## Objective
Scan the records for the word "Send". Copy each line that includes it.

** start of Source material **

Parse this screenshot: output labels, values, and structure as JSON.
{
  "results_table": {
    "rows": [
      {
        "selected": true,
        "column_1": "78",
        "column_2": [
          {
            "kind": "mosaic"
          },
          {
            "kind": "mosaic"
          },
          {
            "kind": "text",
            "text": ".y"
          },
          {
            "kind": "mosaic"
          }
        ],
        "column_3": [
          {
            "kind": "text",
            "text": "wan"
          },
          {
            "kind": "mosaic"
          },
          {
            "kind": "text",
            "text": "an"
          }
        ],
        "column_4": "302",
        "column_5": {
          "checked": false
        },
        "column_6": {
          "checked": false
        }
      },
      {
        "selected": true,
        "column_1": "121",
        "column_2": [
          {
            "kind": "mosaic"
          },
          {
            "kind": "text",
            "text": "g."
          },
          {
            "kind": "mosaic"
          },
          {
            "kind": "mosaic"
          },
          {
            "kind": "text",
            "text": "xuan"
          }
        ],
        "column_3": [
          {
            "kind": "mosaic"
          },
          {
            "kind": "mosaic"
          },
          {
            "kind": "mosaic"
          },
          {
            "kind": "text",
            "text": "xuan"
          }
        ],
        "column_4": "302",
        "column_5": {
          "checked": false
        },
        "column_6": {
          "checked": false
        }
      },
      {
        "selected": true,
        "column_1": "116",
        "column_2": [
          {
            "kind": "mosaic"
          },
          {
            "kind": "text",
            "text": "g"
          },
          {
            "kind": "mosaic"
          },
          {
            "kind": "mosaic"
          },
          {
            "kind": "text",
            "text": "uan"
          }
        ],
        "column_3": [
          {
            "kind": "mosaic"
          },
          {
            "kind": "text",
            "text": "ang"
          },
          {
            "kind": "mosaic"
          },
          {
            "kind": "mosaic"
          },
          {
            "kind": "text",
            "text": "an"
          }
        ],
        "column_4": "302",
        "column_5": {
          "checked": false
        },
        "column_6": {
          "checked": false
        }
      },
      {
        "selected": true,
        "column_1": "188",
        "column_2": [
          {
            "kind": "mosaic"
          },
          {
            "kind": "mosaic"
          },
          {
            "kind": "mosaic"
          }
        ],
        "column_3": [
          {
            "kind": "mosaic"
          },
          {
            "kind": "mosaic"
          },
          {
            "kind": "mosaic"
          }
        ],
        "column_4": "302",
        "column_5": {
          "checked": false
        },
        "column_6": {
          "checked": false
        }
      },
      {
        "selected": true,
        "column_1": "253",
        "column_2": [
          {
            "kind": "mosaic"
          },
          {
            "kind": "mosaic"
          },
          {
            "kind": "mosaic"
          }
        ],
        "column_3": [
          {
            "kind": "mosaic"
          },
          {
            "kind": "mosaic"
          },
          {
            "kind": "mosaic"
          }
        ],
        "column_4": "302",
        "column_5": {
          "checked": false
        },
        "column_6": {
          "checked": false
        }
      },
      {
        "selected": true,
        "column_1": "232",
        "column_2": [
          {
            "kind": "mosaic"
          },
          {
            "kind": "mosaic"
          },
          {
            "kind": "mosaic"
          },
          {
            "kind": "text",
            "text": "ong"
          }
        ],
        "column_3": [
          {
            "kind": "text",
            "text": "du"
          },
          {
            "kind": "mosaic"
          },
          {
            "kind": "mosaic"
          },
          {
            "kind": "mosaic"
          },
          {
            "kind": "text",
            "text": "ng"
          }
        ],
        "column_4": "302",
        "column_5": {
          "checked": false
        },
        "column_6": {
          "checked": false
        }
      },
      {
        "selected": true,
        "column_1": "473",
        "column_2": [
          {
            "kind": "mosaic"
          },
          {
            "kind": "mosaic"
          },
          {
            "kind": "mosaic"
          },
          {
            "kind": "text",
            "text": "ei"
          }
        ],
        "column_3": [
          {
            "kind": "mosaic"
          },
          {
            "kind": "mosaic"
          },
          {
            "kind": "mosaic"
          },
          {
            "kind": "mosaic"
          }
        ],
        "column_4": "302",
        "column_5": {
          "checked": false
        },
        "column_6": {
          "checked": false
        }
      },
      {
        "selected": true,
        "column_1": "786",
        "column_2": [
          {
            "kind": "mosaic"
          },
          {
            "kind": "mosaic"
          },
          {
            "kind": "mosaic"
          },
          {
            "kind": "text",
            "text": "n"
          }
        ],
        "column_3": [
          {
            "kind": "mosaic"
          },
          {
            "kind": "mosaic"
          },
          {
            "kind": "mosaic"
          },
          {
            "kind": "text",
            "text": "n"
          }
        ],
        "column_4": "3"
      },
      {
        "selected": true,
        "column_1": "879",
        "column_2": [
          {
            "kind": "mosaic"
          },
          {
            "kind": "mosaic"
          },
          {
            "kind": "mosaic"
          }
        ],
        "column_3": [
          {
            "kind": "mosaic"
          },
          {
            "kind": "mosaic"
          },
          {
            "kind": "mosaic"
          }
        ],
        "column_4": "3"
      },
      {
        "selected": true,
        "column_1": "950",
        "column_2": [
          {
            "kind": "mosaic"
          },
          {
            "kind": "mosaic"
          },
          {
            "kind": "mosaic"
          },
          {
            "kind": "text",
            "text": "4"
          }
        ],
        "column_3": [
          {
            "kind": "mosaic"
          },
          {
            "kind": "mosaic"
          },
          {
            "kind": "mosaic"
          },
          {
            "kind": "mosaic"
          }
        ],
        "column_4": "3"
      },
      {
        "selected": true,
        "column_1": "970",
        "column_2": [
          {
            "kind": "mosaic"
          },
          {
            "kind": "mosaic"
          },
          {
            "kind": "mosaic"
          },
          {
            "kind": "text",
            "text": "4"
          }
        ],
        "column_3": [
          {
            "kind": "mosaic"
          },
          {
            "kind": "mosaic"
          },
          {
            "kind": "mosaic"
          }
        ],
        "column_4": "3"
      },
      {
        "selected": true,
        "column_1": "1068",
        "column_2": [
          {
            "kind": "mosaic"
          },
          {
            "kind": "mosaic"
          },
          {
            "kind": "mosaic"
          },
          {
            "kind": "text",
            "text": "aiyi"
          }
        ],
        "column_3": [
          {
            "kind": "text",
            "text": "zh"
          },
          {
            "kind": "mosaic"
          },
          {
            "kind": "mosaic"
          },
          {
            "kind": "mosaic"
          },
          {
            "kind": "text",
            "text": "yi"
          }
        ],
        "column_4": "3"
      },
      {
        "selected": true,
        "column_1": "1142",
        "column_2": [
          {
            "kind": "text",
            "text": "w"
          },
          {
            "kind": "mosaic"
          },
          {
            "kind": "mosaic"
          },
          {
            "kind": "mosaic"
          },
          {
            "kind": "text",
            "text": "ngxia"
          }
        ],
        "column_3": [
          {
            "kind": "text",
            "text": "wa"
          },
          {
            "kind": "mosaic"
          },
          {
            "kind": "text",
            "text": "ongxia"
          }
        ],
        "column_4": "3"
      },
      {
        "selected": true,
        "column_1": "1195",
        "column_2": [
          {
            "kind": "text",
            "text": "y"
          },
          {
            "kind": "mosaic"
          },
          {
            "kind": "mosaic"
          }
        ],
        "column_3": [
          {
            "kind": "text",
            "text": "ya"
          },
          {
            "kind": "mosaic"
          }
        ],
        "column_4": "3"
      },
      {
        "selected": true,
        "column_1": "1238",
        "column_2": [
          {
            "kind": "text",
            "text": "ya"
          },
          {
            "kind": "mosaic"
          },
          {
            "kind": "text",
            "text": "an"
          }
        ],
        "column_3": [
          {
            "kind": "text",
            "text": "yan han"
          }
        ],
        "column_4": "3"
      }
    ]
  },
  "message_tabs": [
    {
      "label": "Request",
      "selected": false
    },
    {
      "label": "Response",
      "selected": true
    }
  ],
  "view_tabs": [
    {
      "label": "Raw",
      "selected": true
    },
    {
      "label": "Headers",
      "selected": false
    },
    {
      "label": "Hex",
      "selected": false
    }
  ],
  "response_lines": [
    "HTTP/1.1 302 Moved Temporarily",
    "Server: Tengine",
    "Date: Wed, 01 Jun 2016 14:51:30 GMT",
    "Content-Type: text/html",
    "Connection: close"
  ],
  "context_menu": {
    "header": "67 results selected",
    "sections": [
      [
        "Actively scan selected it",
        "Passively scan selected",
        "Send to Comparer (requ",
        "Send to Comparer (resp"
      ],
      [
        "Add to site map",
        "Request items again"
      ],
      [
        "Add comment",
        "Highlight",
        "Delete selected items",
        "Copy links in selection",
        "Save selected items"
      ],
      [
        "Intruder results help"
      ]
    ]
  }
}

** end of Source material **

## Solution to this exercise
        "Send to Comparer (requ",
        "Send to Comparer (resp"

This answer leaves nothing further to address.